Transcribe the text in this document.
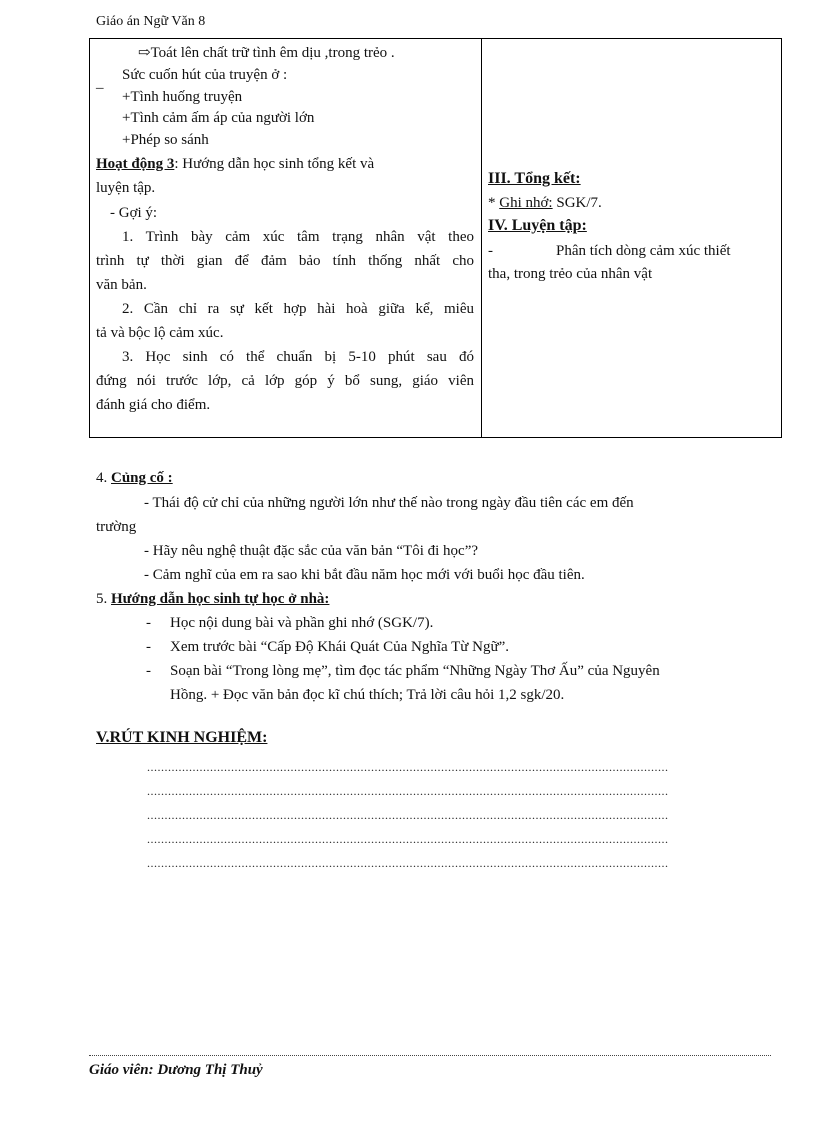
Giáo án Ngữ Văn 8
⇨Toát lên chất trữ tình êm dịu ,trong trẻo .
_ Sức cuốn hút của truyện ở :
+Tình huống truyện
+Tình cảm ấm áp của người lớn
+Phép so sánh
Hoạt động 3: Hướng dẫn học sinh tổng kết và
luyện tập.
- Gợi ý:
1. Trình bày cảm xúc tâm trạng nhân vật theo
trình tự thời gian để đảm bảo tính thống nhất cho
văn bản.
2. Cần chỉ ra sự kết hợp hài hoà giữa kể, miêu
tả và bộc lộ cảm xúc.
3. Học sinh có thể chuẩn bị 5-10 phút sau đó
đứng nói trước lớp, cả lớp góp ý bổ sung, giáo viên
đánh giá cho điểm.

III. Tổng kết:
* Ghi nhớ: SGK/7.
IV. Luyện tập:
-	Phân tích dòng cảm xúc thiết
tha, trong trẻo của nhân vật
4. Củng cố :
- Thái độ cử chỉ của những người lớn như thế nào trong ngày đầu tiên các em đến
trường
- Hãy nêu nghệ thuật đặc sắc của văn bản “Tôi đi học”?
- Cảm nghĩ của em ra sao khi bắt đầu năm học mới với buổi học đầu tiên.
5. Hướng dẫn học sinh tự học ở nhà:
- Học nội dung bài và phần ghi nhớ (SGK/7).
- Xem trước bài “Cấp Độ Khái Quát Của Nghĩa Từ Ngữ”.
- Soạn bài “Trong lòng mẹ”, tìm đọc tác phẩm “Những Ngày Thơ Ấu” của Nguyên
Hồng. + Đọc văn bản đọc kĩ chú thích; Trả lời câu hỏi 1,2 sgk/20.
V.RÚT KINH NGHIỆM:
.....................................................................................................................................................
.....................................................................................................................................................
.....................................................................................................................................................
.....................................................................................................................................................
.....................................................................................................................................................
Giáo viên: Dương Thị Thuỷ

---------------

*WHAT YOU ARE ASKED TO DO*:
Copy every line in the records above that contains the word "viên".

*EXERCISE ANSWER*:
đứng nói trước lớp, cả lớp góp ý bổ sung, giáo viên
Giáo viên: Dương Thị Thuỷ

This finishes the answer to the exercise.